Texto proporcionado –
——————

Diario de Viaje
Por: Pablo Íñigo Argüelles / @piaa11

¿Desaparecerá el papel?

No lo sé, y sí, sí me importa. Me importa demasiado. Me como las uñas de no saberlo, bueno, los pellejos, los padrastros, porque ya no tengo uñas, hace mucho que ya no tengo uñas.

El barniz de ajo resultó ser un fracaso del conductismo y de mi madre, sobre todo ante dudas tan magníficas e históricas como ésta, la de la vigencia del papel.

Llora, Pavlov.

Tengo dudas, casi siempre tengo dudas. Muchas dudas. Una de ellas es esa, la de si el papel desaparecerá, o no, y de si sí, cuándo.

Es un dilema único y propio que me asalta a la menor provocación, como quien está a punto de engullirse una orden de cinco al pastor con todo y recuerda que debiera estar a dieta.

El individuo en cuestión, el que uso casi siempre en mis metáforas —debe ser obeso el pobre— se come esos tacos, con limón y piña y todo, pero jamás los disfrutará de la misma manera, nunca como en aquel estado de benevolente ignorancia en el que estamos casi siempre que no estamos a dieta.

——————

Extracto de datos –
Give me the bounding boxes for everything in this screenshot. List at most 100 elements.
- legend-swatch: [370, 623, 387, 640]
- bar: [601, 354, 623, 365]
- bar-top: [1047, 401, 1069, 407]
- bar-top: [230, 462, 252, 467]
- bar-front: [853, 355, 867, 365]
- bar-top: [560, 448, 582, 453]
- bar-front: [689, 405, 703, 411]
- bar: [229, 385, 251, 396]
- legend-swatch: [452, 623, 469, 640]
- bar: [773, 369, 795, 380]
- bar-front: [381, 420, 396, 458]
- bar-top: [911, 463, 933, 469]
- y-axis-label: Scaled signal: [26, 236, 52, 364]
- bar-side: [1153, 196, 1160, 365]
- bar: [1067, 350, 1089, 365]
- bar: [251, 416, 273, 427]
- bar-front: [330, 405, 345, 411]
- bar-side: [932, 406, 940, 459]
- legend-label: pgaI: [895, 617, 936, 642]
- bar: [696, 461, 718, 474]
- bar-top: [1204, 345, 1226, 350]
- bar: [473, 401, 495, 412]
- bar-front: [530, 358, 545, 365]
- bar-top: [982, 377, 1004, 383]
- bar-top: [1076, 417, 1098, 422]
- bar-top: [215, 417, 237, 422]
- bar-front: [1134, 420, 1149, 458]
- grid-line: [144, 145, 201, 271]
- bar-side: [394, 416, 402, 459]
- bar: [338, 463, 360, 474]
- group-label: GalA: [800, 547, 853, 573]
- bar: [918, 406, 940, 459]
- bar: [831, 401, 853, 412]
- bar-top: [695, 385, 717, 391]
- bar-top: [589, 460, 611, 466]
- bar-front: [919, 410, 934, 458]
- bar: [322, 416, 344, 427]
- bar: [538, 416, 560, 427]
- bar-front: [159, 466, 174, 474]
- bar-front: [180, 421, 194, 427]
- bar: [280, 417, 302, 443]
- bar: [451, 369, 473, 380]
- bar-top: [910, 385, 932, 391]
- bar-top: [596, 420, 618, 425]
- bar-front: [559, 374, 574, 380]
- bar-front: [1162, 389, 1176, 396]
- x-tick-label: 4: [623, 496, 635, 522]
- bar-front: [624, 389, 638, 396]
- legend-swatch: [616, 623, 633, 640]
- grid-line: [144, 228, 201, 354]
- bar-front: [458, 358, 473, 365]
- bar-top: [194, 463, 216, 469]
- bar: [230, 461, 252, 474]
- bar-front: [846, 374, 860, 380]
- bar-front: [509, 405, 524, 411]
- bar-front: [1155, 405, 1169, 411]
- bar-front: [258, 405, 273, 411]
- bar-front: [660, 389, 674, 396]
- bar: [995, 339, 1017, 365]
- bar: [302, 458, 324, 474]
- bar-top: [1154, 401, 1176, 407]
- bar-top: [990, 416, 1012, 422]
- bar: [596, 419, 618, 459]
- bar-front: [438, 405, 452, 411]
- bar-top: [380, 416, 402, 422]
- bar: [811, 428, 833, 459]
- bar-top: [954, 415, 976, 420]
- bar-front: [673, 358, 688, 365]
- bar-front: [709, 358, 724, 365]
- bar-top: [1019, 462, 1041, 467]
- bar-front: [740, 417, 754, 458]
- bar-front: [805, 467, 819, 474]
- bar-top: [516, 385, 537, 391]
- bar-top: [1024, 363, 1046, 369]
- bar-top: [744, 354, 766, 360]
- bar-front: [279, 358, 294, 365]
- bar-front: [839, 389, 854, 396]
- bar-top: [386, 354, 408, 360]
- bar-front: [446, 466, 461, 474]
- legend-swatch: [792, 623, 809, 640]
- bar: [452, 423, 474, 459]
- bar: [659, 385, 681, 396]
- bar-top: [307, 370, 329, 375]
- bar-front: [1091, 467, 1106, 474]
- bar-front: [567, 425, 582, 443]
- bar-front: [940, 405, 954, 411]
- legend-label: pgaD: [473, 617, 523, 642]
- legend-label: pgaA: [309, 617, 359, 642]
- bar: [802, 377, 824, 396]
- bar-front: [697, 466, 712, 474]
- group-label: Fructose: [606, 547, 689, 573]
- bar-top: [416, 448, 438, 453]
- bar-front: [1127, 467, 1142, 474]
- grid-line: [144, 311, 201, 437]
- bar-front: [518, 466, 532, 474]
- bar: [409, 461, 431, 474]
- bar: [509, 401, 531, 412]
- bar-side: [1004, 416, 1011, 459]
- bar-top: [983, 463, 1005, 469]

——————

Ejercicio –
¿Cómo se traduce al inglés esta oración del texto proporcionado: "El barniz de ajo resultó ser un fracaso del conductismo y de mi madre, sobre todo ante dudas tan magníficas e históricas como ésta, la de la vigencia del papel."? Para responder, básate únicamente en el texto proporcionado.

Respuesta final –
The garlic polish turned out to be a failure of behaviorism and of my mother, especially in the face of doubts as magnificent and historic as this one, the one about whether paper will remain in use.